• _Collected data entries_
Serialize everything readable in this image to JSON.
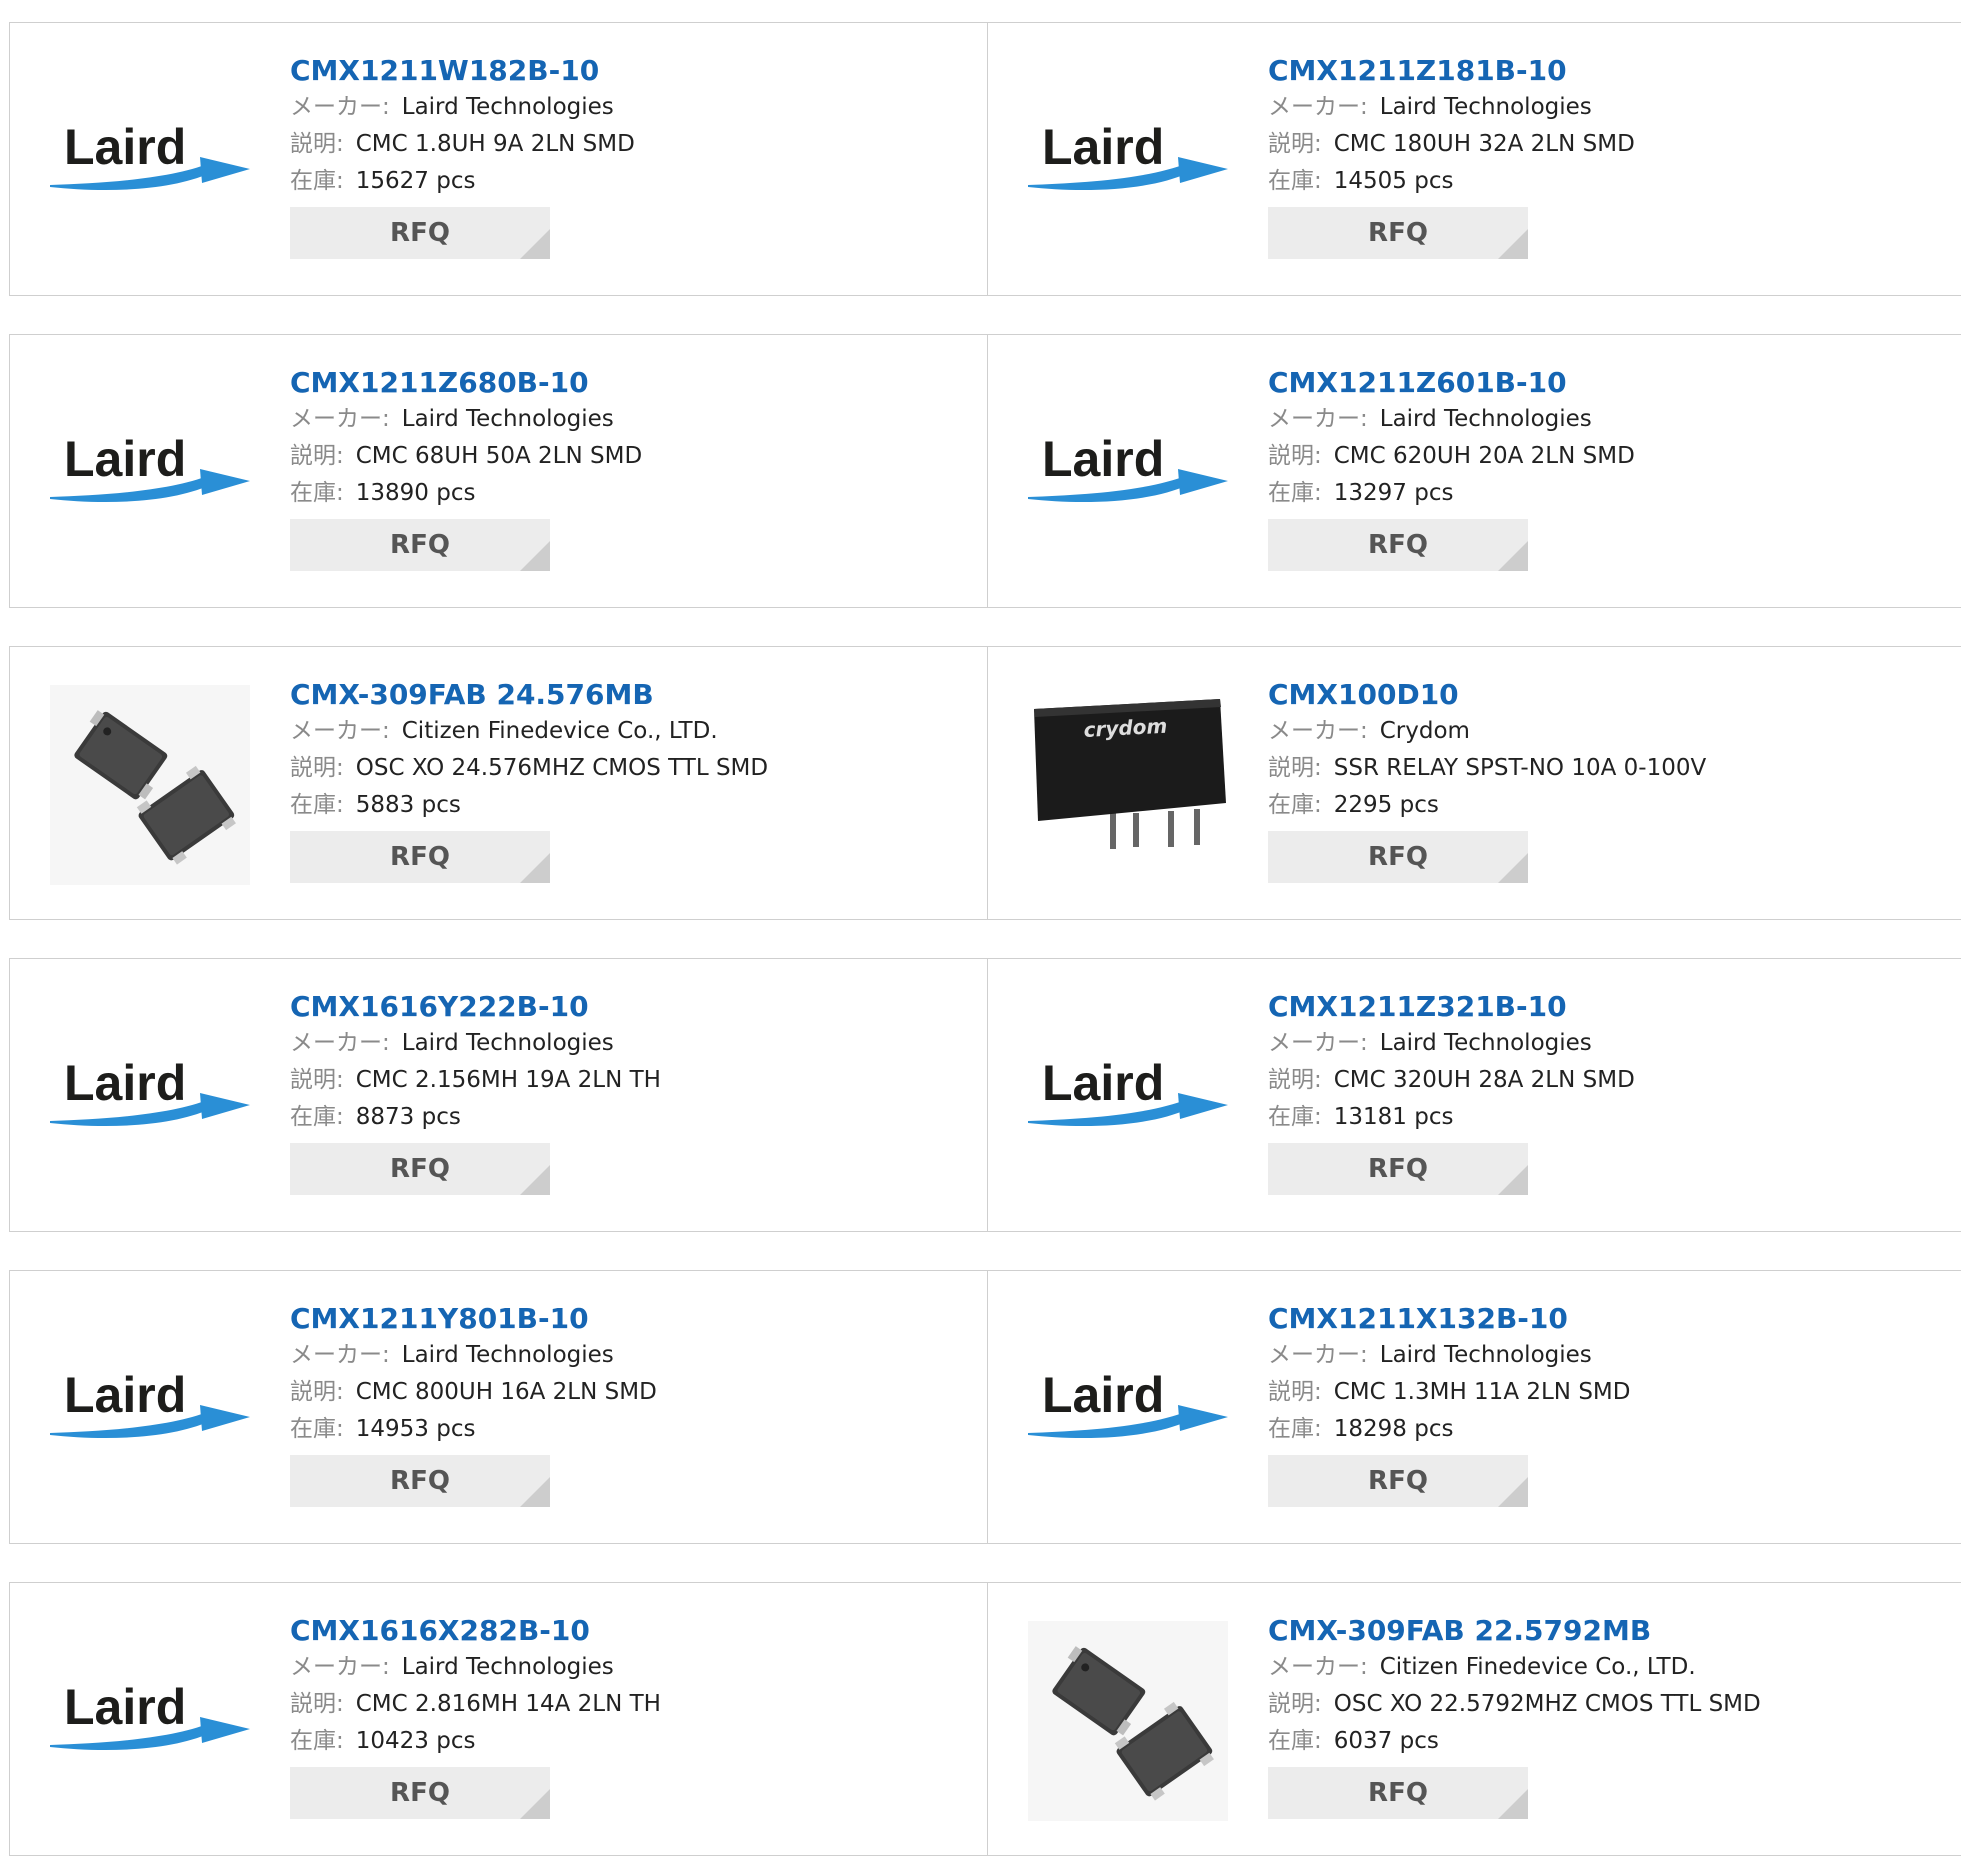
{
  "labels": {
    "maker": "メーカー:",
    "desc": "説明:",
    "stock": "在庫:",
    "rfq": "RFQ"
  },
  "products": [
    {
      "pn": "CMX1211W182B-10",
      "maker": "Laird Technologies",
      "desc": "CMC 1.8UH 9A 2LN SMD",
      "stock": "15627 pcs",
      "image": "laird-logo"
    },
    {
      "pn": "CMX1211Z181B-10",
      "maker": "Laird Technologies",
      "desc": "CMC 180UH 32A 2LN SMD",
      "stock": "14505 pcs",
      "image": "laird-logo"
    },
    {
      "pn": "CMX1211Z680B-10",
      "maker": "Laird Technologies",
      "desc": "CMC 68UH 50A 2LN SMD",
      "stock": "13890 pcs",
      "image": "laird-logo"
    },
    {
      "pn": "CMX1211Z601B-10",
      "maker": "Laird Technologies",
      "desc": "CMC 620UH 20A 2LN SMD",
      "stock": "13297 pcs",
      "image": "laird-logo"
    },
    {
      "pn": "CMX-309FAB 24.576MB",
      "maker": "Citizen Finedevice Co., LTD.",
      "desc": "OSC XO 24.576MHZ CMOS TTL SMD",
      "stock": "5883 pcs",
      "image": "oscillator-photo"
    },
    {
      "pn": "CMX100D10",
      "maker": "Crydom",
      "desc": "SSR RELAY SPST-NO 10A 0-100V",
      "stock": "2295 pcs",
      "image": "crydom-relay-photo",
      "brand_text": "crydom"
    },
    {
      "pn": "CMX1616Y222B-10",
      "maker": "Laird Technologies",
      "desc": "CMC 2.156MH 19A 2LN TH",
      "stock": "8873 pcs",
      "image": "laird-logo"
    },
    {
      "pn": "CMX1211Z321B-10",
      "maker": "Laird Technologies",
      "desc": "CMC 320UH 28A 2LN SMD",
      "stock": "13181 pcs",
      "image": "laird-logo"
    },
    {
      "pn": "CMX1211Y801B-10",
      "maker": "Laird Technologies",
      "desc": "CMC 800UH 16A 2LN SMD",
      "stock": "14953 pcs",
      "image": "laird-logo"
    },
    {
      "pn": "CMX1211X132B-10",
      "maker": "Laird Technologies",
      "desc": "CMC 1.3MH 11A 2LN SMD",
      "stock": "18298 pcs",
      "image": "laird-logo"
    },
    {
      "pn": "CMX1616X282B-10",
      "maker": "Laird Technologies",
      "desc": "CMC 2.816MH 14A 2LN TH",
      "stock": "10423 pcs",
      "image": "laird-logo"
    },
    {
      "pn": "CMX-309FAB 22.5792MB",
      "maker": "Citizen Finedevice Co., LTD.",
      "desc": "OSC XO 22.5792MHZ CMOS TTL SMD",
      "stock": "6037 pcs",
      "image": "oscillator-photo"
    }
  ],
  "colors": {
    "link": "#1565b3",
    "border": "#cfcfcf",
    "label": "#8a8a8a",
    "button_bg": "#ececec",
    "button_corner": "#cdcdcd",
    "laird_blue": "#2a8fd6"
  }
}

• _Description of the task_
Quote every record above exactly, leaving out any pictures.

• _Result of the exercise_
Serialize everything readable in this image to JSON.
{
  "labels": {
    "maker": "メーカー:",
    "desc": "説明:",
    "stock": "在庫:",
    "rfq": "RFQ"
  },
  "products": [
    {
      "pn": "CMX1211W182B-10",
      "maker": "Laird Technologies",
      "desc": "CMC 1.8UH 9A 2LN SMD",
      "stock": "15627 pcs",
      "image": "laird-logo"
    },
    {
      "pn": "CMX1211Z181B-10",
      "maker": "Laird Technologies",
      "desc": "CMC 180UH 32A 2LN SMD",
      "stock": "14505 pcs",
      "image": "laird-logo"
    },
    {
      "pn": "CMX1211Z680B-10",
      "maker": "Laird Technologies",
      "desc": "CMC 68UH 50A 2LN SMD",
      "stock": "13890 pcs",
      "image": "laird-logo"
    },
    {
      "pn": "CMX1211Z601B-10",
      "maker": "Laird Technologies",
      "desc": "CMC 620UH 20A 2LN SMD",
      "stock": "13297 pcs",
      "image": "laird-logo"
    },
    {
      "pn": "CMX-309FAB 24.576MB",
      "maker": "Citizen Finedevice Co., LTD.",
      "desc": "OSC XO 24.576MHZ CMOS TTL SMD",
      "stock": "5883 pcs",
      "image": "oscillator-photo"
    },
    {
      "pn": "CMX100D10",
      "maker": "Crydom",
      "desc": "SSR RELAY SPST-NO 10A 0-100V",
      "stock": "2295 pcs",
      "image": "crydom-relay-photo",
      "brand_text": "crydom"
    },
    {
      "pn": "CMX1616Y222B-10",
      "maker": "Laird Technologies",
      "desc": "CMC 2.156MH 19A 2LN TH",
      "stock": "8873 pcs",
      "image": "laird-logo"
    },
    {
      "pn": "CMX1211Z321B-10",
      "maker": "Laird Technologies",
      "desc": "CMC 320UH 28A 2LN SMD",
      "stock": "13181 pcs",
      "image": "laird-logo"
    },
    {
      "pn": "CMX1211Y801B-10",
      "maker": "Laird Technologies",
      "desc": "CMC 800UH 16A 2LN SMD",
      "stock": "14953 pcs",
      "image": "laird-logo"
    },
    {
      "pn": "CMX1211X132B-10",
      "maker": "Laird Technologies",
      "desc": "CMC 1.3MH 11A 2LN SMD",
      "stock": "18298 pcs",
      "image": "laird-logo"
    },
    {
      "pn": "CMX1616X282B-10",
      "maker": "Laird Technologies",
      "desc": "CMC 2.816MH 14A 2LN TH",
      "stock": "10423 pcs",
      "image": "laird-logo"
    },
    {
      "pn": "CMX-309FAB 22.5792MB",
      "maker": "Citizen Finedevice Co., LTD.",
      "desc": "OSC XO 22.5792MHZ CMOS TTL SMD",
      "stock": "6037 pcs",
      "image": "oscillator-photo"
    }
  ],
  "colors": {
    "link": "#1565b3",
    "border": "#cfcfcf",
    "label": "#8a8a8a",
    "button_bg": "#ececec",
    "button_corner": "#cdcdcd",
    "laird_blue": "#2a8fd6"
  }
}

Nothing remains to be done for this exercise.